**Work to be completed**
Check every line of the entries below for the word "title", and copy the ones that have it.

**Record set**
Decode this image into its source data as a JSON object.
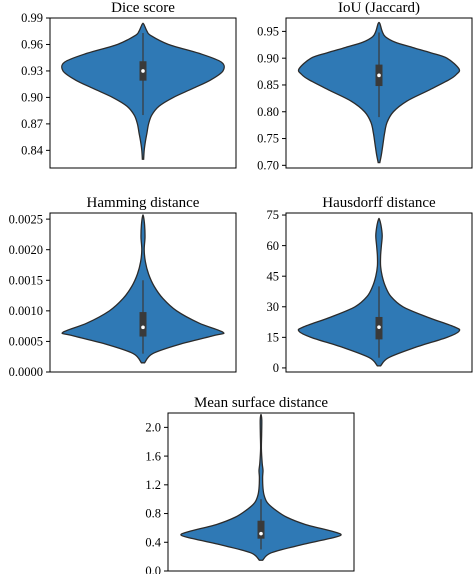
{
  "chart_data": [
    {
      "type": "violin",
      "title": "Dice score",
      "ylim": [
        0.82,
        0.99
      ],
      "yticks": [
        0.84,
        0.87,
        0.9,
        0.93,
        0.96,
        0.99
      ],
      "ytick_labels": [
        "0.84",
        "0.87",
        "0.90",
        "0.93",
        "0.96",
        "0.99"
      ],
      "color": "#2f79b5",
      "min": 0.83,
      "max": 0.983,
      "q1": 0.919,
      "median": 0.93,
      "q3": 0.941,
      "whisker_low": 0.88,
      "whisker_high": 0.973,
      "density": [
        [
          0.83,
          0.008
        ],
        [
          0.84,
          0.015
        ],
        [
          0.85,
          0.03
        ],
        [
          0.86,
          0.05
        ],
        [
          0.87,
          0.07
        ],
        [
          0.88,
          0.11
        ],
        [
          0.89,
          0.2
        ],
        [
          0.9,
          0.38
        ],
        [
          0.91,
          0.62
        ],
        [
          0.92,
          0.85
        ],
        [
          0.93,
          1.0
        ],
        [
          0.94,
          0.98
        ],
        [
          0.95,
          0.7
        ],
        [
          0.96,
          0.32
        ],
        [
          0.97,
          0.1
        ],
        [
          0.975,
          0.05
        ],
        [
          0.983,
          0.01
        ]
      ]
    },
    {
      "type": "violin",
      "title": "IoU (Jaccard)",
      "ylim": [
        0.695,
        0.975
      ],
      "yticks": [
        0.7,
        0.75,
        0.8,
        0.85,
        0.9,
        0.95
      ],
      "ytick_labels": [
        "0.70",
        "0.75",
        "0.80",
        "0.85",
        "0.90",
        "0.95"
      ],
      "color": "#2f79b5",
      "min": 0.705,
      "max": 0.965,
      "q1": 0.848,
      "median": 0.868,
      "q3": 0.888,
      "whisker_low": 0.79,
      "whisker_high": 0.948,
      "density": [
        [
          0.705,
          0.01
        ],
        [
          0.72,
          0.03
        ],
        [
          0.74,
          0.05
        ],
        [
          0.76,
          0.07
        ],
        [
          0.78,
          0.1
        ],
        [
          0.8,
          0.18
        ],
        [
          0.82,
          0.35
        ],
        [
          0.84,
          0.62
        ],
        [
          0.86,
          0.88
        ],
        [
          0.87,
          0.97
        ],
        [
          0.88,
          1.0
        ],
        [
          0.9,
          0.85
        ],
        [
          0.91,
          0.65
        ],
        [
          0.92,
          0.42
        ],
        [
          0.93,
          0.2
        ],
        [
          0.94,
          0.08
        ],
        [
          0.95,
          0.04
        ],
        [
          0.965,
          0.01
        ]
      ]
    },
    {
      "type": "violin",
      "title": "Hamming distance",
      "ylim": [
        0.0,
        0.0026
      ],
      "yticks": [
        0.0,
        0.0005,
        0.001,
        0.0015,
        0.002,
        0.0025
      ],
      "ytick_labels": [
        "0.0000",
        "0.0005",
        "0.0010",
        "0.0015",
        "0.0020",
        "0.0025"
      ],
      "color": "#2f79b5",
      "min": 0.00015,
      "max": 0.00255,
      "q1": 0.00058,
      "median": 0.00073,
      "q3": 0.00098,
      "whisker_low": 0.0003,
      "whisker_high": 0.0015,
      "density": [
        [
          0.00015,
          0.02
        ],
        [
          0.0003,
          0.12
        ],
        [
          0.00045,
          0.45
        ],
        [
          0.0006,
          0.9
        ],
        [
          0.00065,
          1.0
        ],
        [
          0.0008,
          0.7
        ],
        [
          0.001,
          0.42
        ],
        [
          0.0012,
          0.25
        ],
        [
          0.0014,
          0.14
        ],
        [
          0.0016,
          0.07
        ],
        [
          0.0018,
          0.03
        ],
        [
          0.002,
          0.015
        ],
        [
          0.0022,
          0.025
        ],
        [
          0.0024,
          0.02
        ],
        [
          0.00255,
          0.005
        ]
      ]
    },
    {
      "type": "violin",
      "title": "Hausdorff distance",
      "ylim": [
        -2,
        76
      ],
      "yticks": [
        0,
        15,
        30,
        45,
        60,
        75
      ],
      "ytick_labels": [
        "0",
        "15",
        "30",
        "45",
        "60",
        "75"
      ],
      "color": "#2f79b5",
      "min": 1,
      "max": 73,
      "q1": 14,
      "median": 20,
      "q3": 25,
      "whisker_low": 5,
      "whisker_high": 40,
      "density": [
        [
          1,
          0.02
        ],
        [
          5,
          0.12
        ],
        [
          10,
          0.45
        ],
        [
          15,
          0.85
        ],
        [
          18,
          1.0
        ],
        [
          20,
          0.95
        ],
        [
          25,
          0.6
        ],
        [
          30,
          0.3
        ],
        [
          35,
          0.15
        ],
        [
          40,
          0.08
        ],
        [
          45,
          0.04
        ],
        [
          50,
          0.02
        ],
        [
          55,
          0.02
        ],
        [
          60,
          0.03
        ],
        [
          65,
          0.04
        ],
        [
          70,
          0.025
        ],
        [
          73,
          0.005
        ]
      ]
    },
    {
      "type": "violin",
      "title": "Mean surface distance",
      "ylim": [
        0.0,
        2.2
      ],
      "yticks": [
        0.0,
        0.4,
        0.8,
        1.2,
        1.6,
        2.0
      ],
      "ytick_labels": [
        "0.0",
        "0.4",
        "0.8",
        "1.2",
        "1.6",
        "2.0"
      ],
      "color": "#2f79b5",
      "min": 0.15,
      "max": 2.17,
      "q1": 0.45,
      "median": 0.52,
      "q3": 0.7,
      "whisker_low": 0.3,
      "whisker_high": 1.0,
      "density": [
        [
          0.15,
          0.02
        ],
        [
          0.25,
          0.12
        ],
        [
          0.35,
          0.45
        ],
        [
          0.45,
          0.85
        ],
        [
          0.5,
          1.0
        ],
        [
          0.55,
          0.9
        ],
        [
          0.65,
          0.55
        ],
        [
          0.75,
          0.32
        ],
        [
          0.85,
          0.18
        ],
        [
          0.95,
          0.08
        ],
        [
          1.05,
          0.04
        ],
        [
          1.15,
          0.025
        ],
        [
          1.3,
          0.02
        ],
        [
          1.4,
          0.025
        ],
        [
          1.5,
          0.015
        ],
        [
          1.7,
          0.005
        ],
        [
          1.9,
          0.008
        ],
        [
          2.1,
          0.01
        ],
        [
          2.17,
          0.003
        ]
      ]
    }
  ]
}
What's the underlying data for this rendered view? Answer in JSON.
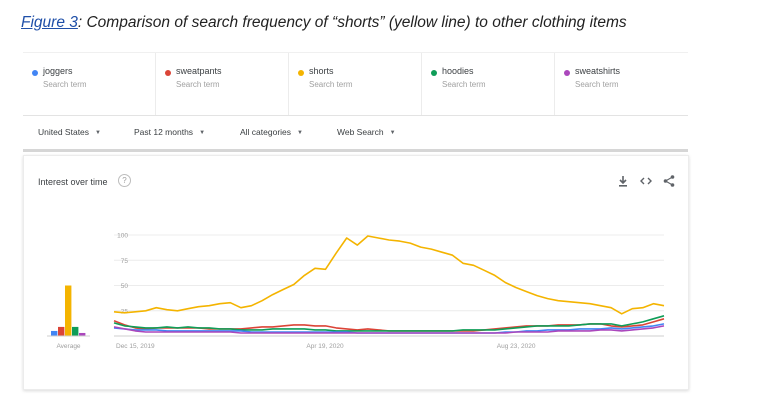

**Problem solution**
      "title": "Dice score",
      "title": "IoU (Jaccard)",
      "title": "Hamming distance",
      "title": "Hausdorff distance",
      "title": "Mean surface distance",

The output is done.